→ **TO DO**: The entries below should be output exactly as written.

→ **INPUT RECORDS**:
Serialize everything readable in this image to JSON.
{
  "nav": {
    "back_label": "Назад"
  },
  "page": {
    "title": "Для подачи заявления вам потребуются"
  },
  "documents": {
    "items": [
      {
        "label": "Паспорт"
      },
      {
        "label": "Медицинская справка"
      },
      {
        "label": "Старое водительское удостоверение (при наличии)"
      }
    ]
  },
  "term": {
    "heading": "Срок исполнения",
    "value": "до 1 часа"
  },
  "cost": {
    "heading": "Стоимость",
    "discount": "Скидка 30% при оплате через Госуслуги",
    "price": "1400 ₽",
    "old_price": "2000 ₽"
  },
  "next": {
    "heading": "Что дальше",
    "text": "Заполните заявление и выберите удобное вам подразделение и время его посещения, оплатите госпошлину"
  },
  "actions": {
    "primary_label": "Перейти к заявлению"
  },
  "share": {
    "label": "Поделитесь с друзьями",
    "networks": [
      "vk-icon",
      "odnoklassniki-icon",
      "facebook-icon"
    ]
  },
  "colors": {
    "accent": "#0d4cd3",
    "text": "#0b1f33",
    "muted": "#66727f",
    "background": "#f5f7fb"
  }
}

→ **EXERCISE OUTPUT**:
Serialize everything readable in this image to JSON.
{
  "nav": {
    "back_label": "Назад"
  },
  "page": {
    "title": "Для подачи заявления вам потребуются"
  },
  "documents": {
    "items": [
      {
        "label": "Паспорт"
      },
      {
        "label": "Медицинская справка"
      },
      {
        "label": "Старое водительское удостоверение (при наличии)"
      }
    ]
  },
  "term": {
    "heading": "Срок исполнения",
    "value": "до 1 часа"
  },
  "cost": {
    "heading": "Стоимость",
    "discount": "Скидка 30% при оплате через Госуслуги",
    "price": "1400 ₽",
    "old_price": "2000 ₽"
  },
  "next": {
    "heading": "Что дальше",
    "text": "Заполните заявление и выберите удобное вам подразделение и время его посещения, оплатите госпошлину"
  },
  "actions": {
    "primary_label": "Перейти к заявлению"
  },
  "share": {
    "label": "Поделитесь с друзьями",
    "networks": [
      "vk-icon",
      "odnoklassniki-icon",
      "facebook-icon"
    ]
  },
  "colors": {
    "accent": "#0d4cd3",
    "text": "#0b1f33",
    "muted": "#66727f",
    "background": "#f5f7fb"
  }
}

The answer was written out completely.